__POTONGAN DOKUMEN__.
'''

Para kolektor atau penggemar kendaraan, baik yang bermotor mau pun kendaraan tanpa motor seperti sepeda, bisa memanfaatkan waktu luang untuk merawat, misalnya mencuci dan memperbaiki kendaraannya. 

Demikian pula bagi para kolektor lainnya. Kolektor lukisan bisa membersihkan lukisannya, kolektor batik dan kain-kain kuno dapat mengeluarkan dan mengangin-anginkan kain koleksinya sambil menatap dan mencoba memahami motif-motif yang ada pada kain koleksinya.

Kolektor atau penggemar benda-benda kecil, seperti prangko, mata uang -- baik uang kertas maupun uang logam atau koin -- lalu kolektor kartu telepon dan kartu kunci hotel, kolektor badge (lambang dari kain) dan pin (lambang dari plastik atau logam), dapat pula merapikan dan menata koleksinya agar lebih indah dilihat dan dapat "bercerita" tentang sejarah koleksi tersebut.

Penulis yang juga seorang kolektor prangko, mata uang, dan benda-benda memorabilia kepramukaan, kisah-kisah petualangan Tintin serta Star Trek, juga memanfaatkan waktu harus tetap berada di rumah, dengan mulai merapikan sedikit demi sedikit koleksi yang ada.

Bahkan ketika membuka-buka laptop dan melihat kembali dokumen-dokumen yang ada, penulis mendapatkan pula satu puisi -- walau mungkin belum tergolong puisi yang berkualitas -- tentang benda koleksi yang penulis miliki. 

Puisi ini ditulis di Tahun Baru pada 1 Januari 2020 malam hari, ketika penulis membereskan satu kotak kecil yang berisi koleksi mini uang kertas dan prangko yang ada. Penulis sebutkan "mini", karena jumlah uang kertas yang penulis miliki tidak seberapa. Khususnya uang kertas dari sebelum tahun 1960.

'''

__PERSYARATAN__.
- A) Tulis ulang bagian teks tentang koleksi benda, dari "Penulis yang juga" sampai "sebelum tahun 1960.", dan ganti "laptop" dengan "komputer".
- B) Menurut teks tentang koleksi benda, kenapa penulis menyebut koleksi uang kertas dan prangkonya "mini"? Jawab dalam satu sampai tiga kalimat.

__DAFTAR DATA__.
'''

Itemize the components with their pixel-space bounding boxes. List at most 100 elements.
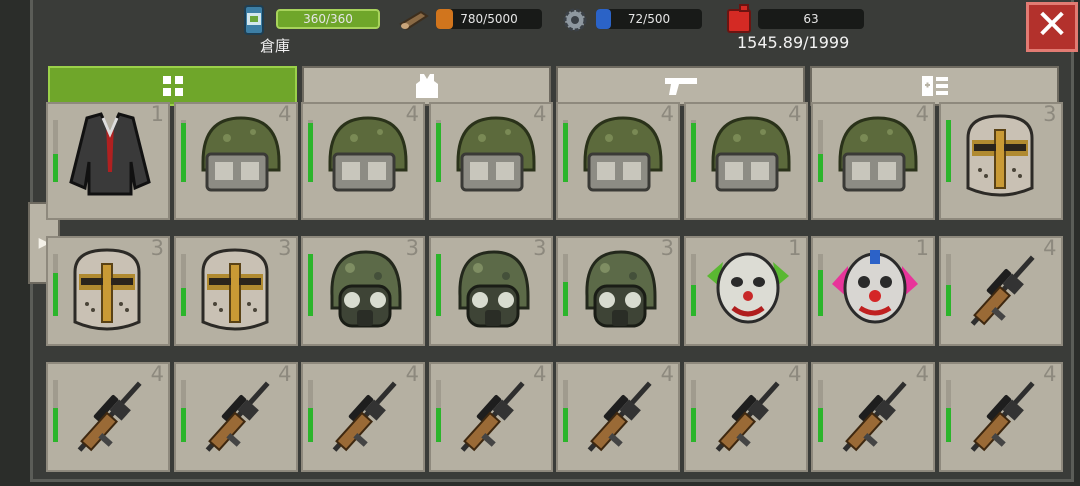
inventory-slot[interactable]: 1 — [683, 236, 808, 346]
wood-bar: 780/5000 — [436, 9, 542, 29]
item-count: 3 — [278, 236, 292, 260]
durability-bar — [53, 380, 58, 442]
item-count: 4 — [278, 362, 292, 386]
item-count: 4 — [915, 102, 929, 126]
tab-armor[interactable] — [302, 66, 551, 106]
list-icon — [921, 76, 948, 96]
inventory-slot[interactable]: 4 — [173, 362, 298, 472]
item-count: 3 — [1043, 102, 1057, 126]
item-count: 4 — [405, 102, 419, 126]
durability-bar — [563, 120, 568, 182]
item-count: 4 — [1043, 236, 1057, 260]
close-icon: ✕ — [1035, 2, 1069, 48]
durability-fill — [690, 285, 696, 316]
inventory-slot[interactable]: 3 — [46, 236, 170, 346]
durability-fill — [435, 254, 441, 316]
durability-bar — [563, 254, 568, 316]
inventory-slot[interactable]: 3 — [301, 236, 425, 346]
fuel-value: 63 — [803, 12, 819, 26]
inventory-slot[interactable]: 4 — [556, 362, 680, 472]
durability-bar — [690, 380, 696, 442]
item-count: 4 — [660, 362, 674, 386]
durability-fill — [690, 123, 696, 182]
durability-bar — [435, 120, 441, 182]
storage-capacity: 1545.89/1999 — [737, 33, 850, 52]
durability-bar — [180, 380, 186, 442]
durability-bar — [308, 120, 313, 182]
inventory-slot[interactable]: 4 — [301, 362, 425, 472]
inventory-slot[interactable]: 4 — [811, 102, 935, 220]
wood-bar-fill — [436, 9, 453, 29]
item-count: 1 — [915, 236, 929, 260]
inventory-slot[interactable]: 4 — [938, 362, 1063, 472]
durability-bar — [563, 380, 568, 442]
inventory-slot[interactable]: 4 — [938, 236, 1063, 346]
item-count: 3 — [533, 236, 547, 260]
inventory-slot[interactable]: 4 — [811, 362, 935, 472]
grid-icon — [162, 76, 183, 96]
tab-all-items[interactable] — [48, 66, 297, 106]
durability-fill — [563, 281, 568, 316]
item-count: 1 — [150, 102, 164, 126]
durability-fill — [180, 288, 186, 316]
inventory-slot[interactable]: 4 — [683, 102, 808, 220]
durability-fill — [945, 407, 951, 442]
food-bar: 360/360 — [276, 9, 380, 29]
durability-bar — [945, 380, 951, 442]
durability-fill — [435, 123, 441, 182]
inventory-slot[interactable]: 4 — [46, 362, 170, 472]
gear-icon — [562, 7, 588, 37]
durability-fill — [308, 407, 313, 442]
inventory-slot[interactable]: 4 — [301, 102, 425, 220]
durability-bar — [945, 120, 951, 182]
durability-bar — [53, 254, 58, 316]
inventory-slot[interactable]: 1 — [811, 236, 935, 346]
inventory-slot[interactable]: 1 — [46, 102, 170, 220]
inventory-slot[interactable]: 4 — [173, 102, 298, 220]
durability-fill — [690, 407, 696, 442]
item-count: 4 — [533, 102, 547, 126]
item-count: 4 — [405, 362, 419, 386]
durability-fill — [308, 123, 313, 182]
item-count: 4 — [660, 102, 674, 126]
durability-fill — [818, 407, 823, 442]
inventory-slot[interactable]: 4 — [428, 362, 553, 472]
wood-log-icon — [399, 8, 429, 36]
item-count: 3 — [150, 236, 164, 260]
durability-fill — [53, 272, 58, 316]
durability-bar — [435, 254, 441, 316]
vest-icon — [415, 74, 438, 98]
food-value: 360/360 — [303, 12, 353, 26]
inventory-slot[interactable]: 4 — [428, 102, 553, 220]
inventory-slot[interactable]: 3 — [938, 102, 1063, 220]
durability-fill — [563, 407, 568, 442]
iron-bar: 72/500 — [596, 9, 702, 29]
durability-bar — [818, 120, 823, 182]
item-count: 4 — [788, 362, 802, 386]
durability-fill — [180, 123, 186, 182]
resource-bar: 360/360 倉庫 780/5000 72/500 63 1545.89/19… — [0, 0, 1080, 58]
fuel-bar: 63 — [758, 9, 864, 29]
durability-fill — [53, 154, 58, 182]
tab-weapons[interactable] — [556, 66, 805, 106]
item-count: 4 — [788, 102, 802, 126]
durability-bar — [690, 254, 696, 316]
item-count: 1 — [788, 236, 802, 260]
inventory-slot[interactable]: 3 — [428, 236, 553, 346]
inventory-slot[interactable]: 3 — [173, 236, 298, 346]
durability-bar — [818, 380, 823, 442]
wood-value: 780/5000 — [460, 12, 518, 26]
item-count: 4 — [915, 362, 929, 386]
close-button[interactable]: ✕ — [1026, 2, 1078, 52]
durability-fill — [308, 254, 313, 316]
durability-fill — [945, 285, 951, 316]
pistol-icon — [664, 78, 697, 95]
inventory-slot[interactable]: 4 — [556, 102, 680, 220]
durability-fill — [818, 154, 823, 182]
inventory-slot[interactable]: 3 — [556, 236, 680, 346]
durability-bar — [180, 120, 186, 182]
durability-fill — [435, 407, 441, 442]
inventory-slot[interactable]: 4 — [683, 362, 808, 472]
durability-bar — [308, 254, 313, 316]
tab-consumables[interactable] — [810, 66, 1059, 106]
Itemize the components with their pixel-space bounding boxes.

'''
'''

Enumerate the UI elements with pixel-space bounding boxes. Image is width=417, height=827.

'''

__JAWABAN TUGAS__.
- A)
Penulis yang juga seorang kolektor prangko, mata uang, dan benda-benda memorabilia kepramukaan, kisah-kisah petualangan Tintin serta Star Trek, juga memanfaatkan waktu harus tetap berada di rumah, dengan mulai merapikan sedikit demi sedikit koleksi yang ada.

Bahkan ketika membuka-buka komputer dan melihat kembali dokumen-dokumen yang ada, penulis mendapatkan pula satu puisi -- walau mungkin belum tergolong puisi yang berkualitas -- tentang benda koleksi yang penulis miliki. 

Puisi ini ditulis di Tahun Baru pada 1 Januari 2020 malam hari, ketika penulis membereskan satu kotak kecil yang berisi koleksi mini uang kertas dan prangko yang ada. Penulis sebutkan "mini", karena jumlah uang kertas yang penulis miliki tidak seberapa. Khususnya uang kertas dari sebelum tahun 1960.

- B) Penulis menyebutnya "mini" karena uang kertas yang dimiliki jumlahnya tidak seberapa, khususnya uang kertas dari sebelum tahun 1960.